Leave out the images and repeat the listing below without a single change.
------ Data supplied
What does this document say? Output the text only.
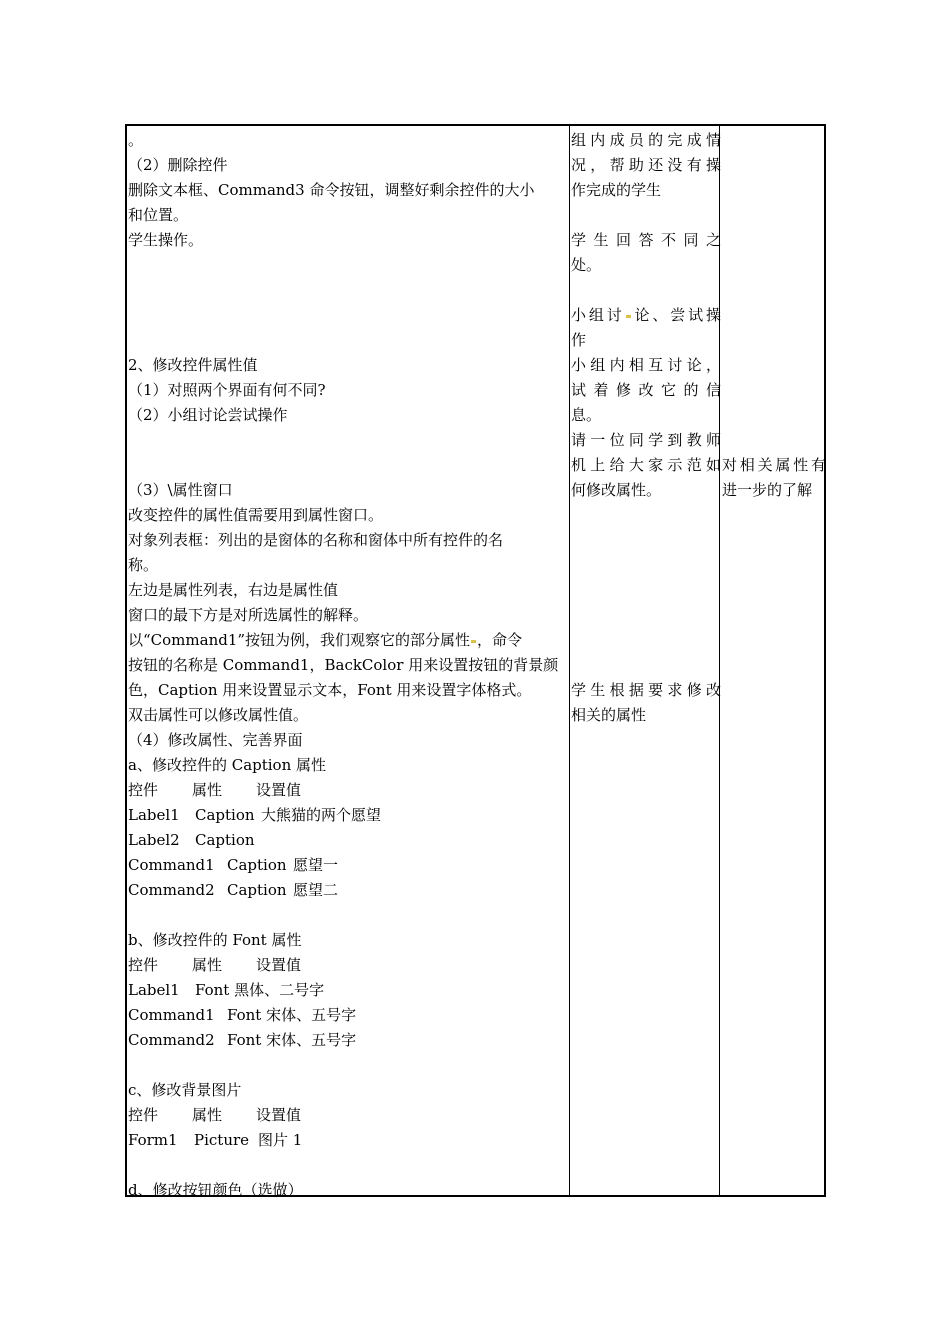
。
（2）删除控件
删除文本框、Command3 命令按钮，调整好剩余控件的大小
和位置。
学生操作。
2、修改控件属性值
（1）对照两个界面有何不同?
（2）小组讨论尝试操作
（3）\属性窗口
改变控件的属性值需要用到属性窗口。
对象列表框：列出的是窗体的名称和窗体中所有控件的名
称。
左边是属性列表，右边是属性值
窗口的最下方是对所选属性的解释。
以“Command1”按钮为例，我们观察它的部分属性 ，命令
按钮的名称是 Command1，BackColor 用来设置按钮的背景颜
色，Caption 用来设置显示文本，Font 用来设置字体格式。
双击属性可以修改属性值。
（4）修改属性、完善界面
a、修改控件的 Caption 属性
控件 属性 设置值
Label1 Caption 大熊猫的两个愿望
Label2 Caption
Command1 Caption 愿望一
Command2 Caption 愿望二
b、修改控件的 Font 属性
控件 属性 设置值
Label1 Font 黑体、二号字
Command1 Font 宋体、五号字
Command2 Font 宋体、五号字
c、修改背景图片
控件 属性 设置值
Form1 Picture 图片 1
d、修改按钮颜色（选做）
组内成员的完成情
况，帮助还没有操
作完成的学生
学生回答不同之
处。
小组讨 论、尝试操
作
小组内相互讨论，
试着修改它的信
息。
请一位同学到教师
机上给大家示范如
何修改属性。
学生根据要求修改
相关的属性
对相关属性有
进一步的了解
------------
■ Solution to this task:
What does this document say? Output the text only.
。
（2）删除控件
删除文本框、Command3 命令按钮，调整好剩余控件的大小
和位置。
学生操作。
2、修改控件属性值
（1）对照两个界面有何不同?
（2）小组讨论尝试操作
（3）\属性窗口
改变控件的属性值需要用到属性窗口。
对象列表框：列出的是窗体的名称和窗体中所有控件的名
称。
左边是属性列表，右边是属性值
窗口的最下方是对所选属性的解释。
以“Command1”按钮为例，我们观察它的部分属性 ，命令
按钮的名称是 Command1，BackColor 用来设置按钮的背景颜
色，Caption 用来设置显示文本，Font 用来设置字体格式。
双击属性可以修改属性值。
（4）修改属性、完善界面
a、修改控件的 Caption 属性
控件 属性 设置值
Label1 Caption 大熊猫的两个愿望
Label2 Caption
Command1 Caption 愿望一
Command2 Caption 愿望二
b、修改控件的 Font 属性
控件 属性 设置值
Label1 Font 黑体、二号字
Command1 Font 宋体、五号字
Command2 Font 宋体、五号字
c、修改背景图片
控件 属性 设置值
Form1 Picture 图片 1
d、修改按钮颜色（选做）
组内成员的完成情
况，帮助还没有操
作完成的学生
学生回答不同之
处。
小组讨 论、尝试操
作
小组内相互讨论，
试着修改它的信
息。
请一位同学到教师
机上给大家示范如
何修改属性。
学生根据要求修改
相关的属性
对相关属性有
进一步的了解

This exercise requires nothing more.